Your instructions
Images are excluded; otherwise, output every record exactly.

***

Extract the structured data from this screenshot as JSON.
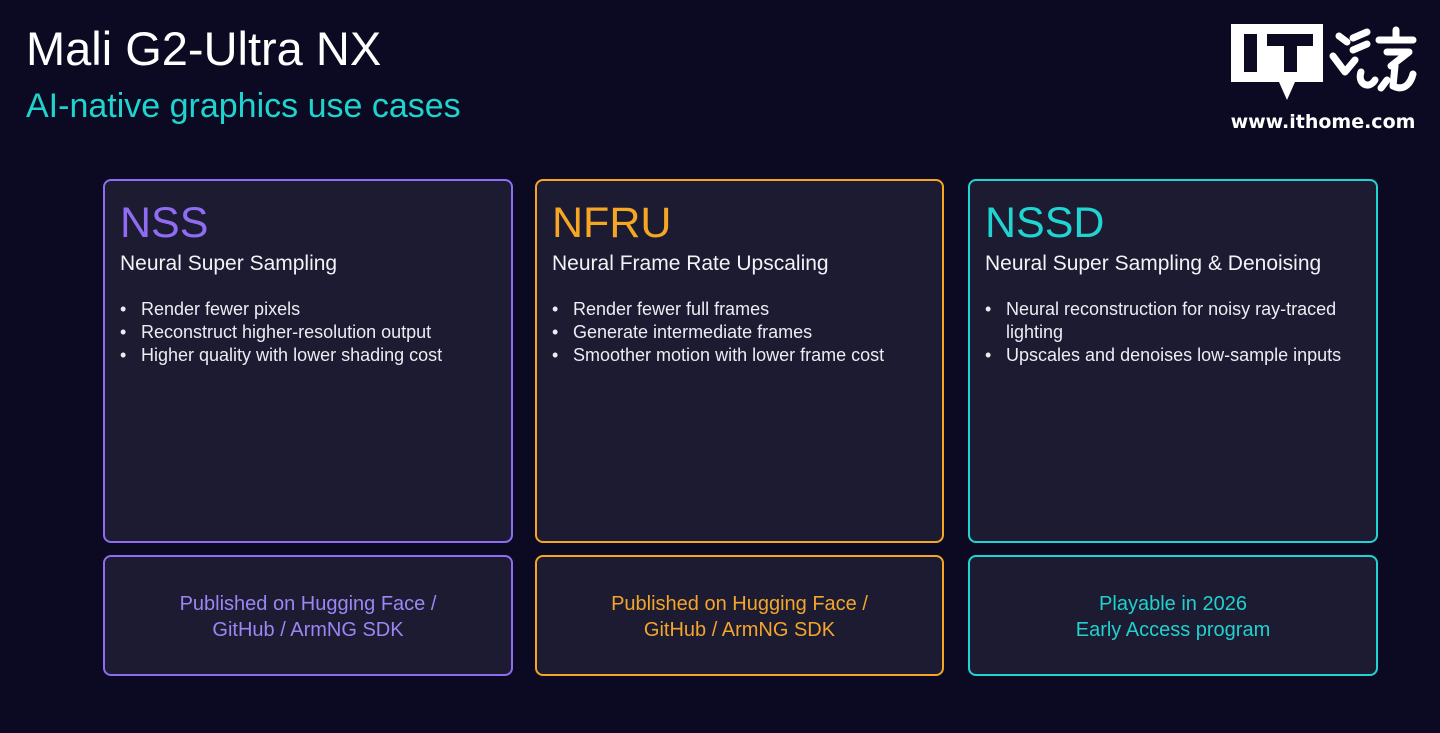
{
  "header": {
    "title": "Mali G2-Ultra NX",
    "subtitle": "AI-native graphics use cases"
  },
  "cards": [
    {
      "acronym": "NSS",
      "name": "Neural Super Sampling",
      "accent": "#8f6cf2",
      "bullets": [
        "Render fewer pixels",
        "Reconstruct higher-resolution output",
        "Higher quality with lower shading cost"
      ]
    },
    {
      "acronym": "NFRU",
      "name": "Neural Frame Rate Upscaling",
      "accent": "#f5a623",
      "bullets": [
        "Render fewer full frames",
        "Generate intermediate frames",
        "Smoother motion with lower frame cost"
      ]
    },
    {
      "acronym": "NSSD",
      "name": "Neural Super Sampling & Denoising",
      "accent": "#20d4d2",
      "bullets": [
        "Neural reconstruction for noisy ray-traced lighting",
        "Upscales and denoises low-sample inputs"
      ]
    }
  ],
  "notes": [
    {
      "lines": [
        "Published on Hugging Face /",
        "GitHub / ArmNG SDK"
      ],
      "color": "#9b86f4"
    },
    {
      "lines": [
        "Published on Hugging Face /",
        "GitHub / ArmNG SDK"
      ],
      "color": "#f3a52c"
    },
    {
      "lines": [
        "Playable in 2026",
        "Early Access program"
      ],
      "color": "#21d0cf"
    }
  ],
  "bullet_symbol": "•",
  "watermark": {
    "logo_text": "IT之家",
    "url": "www.ithome.com"
  }
}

***

The completed task
Extract the structured data from this screenshot as JSON.
{
  "header": {
    "title": "Mali G2-Ultra NX",
    "subtitle": "AI-native graphics use cases"
  },
  "cards": [
    {
      "acronym": "NSS",
      "name": "Neural Super Sampling",
      "accent": "#8f6cf2",
      "bullets": [
        "Render fewer pixels",
        "Reconstruct higher-resolution output",
        "Higher quality with lower shading cost"
      ]
    },
    {
      "acronym": "NFRU",
      "name": "Neural Frame Rate Upscaling",
      "accent": "#f5a623",
      "bullets": [
        "Render fewer full frames",
        "Generate intermediate frames",
        "Smoother motion with lower frame cost"
      ]
    },
    {
      "acronym": "NSSD",
      "name": "Neural Super Sampling & Denoising",
      "accent": "#20d4d2",
      "bullets": [
        "Neural reconstruction for noisy ray-traced lighting",
        "Upscales and denoises low-sample inputs"
      ]
    }
  ],
  "notes": [
    {
      "lines": [
        "Published on Hugging Face /",
        "GitHub / ArmNG SDK"
      ],
      "color": "#9b86f4"
    },
    {
      "lines": [
        "Published on Hugging Face /",
        "GitHub / ArmNG SDK"
      ],
      "color": "#f3a52c"
    },
    {
      "lines": [
        "Playable in 2026",
        "Early Access program"
      ],
      "color": "#21d0cf"
    }
  ],
  "bullet_symbol": "•",
  "watermark": {
    "logo_text": "IT之家",
    "url": "www.ithome.com"
  }
}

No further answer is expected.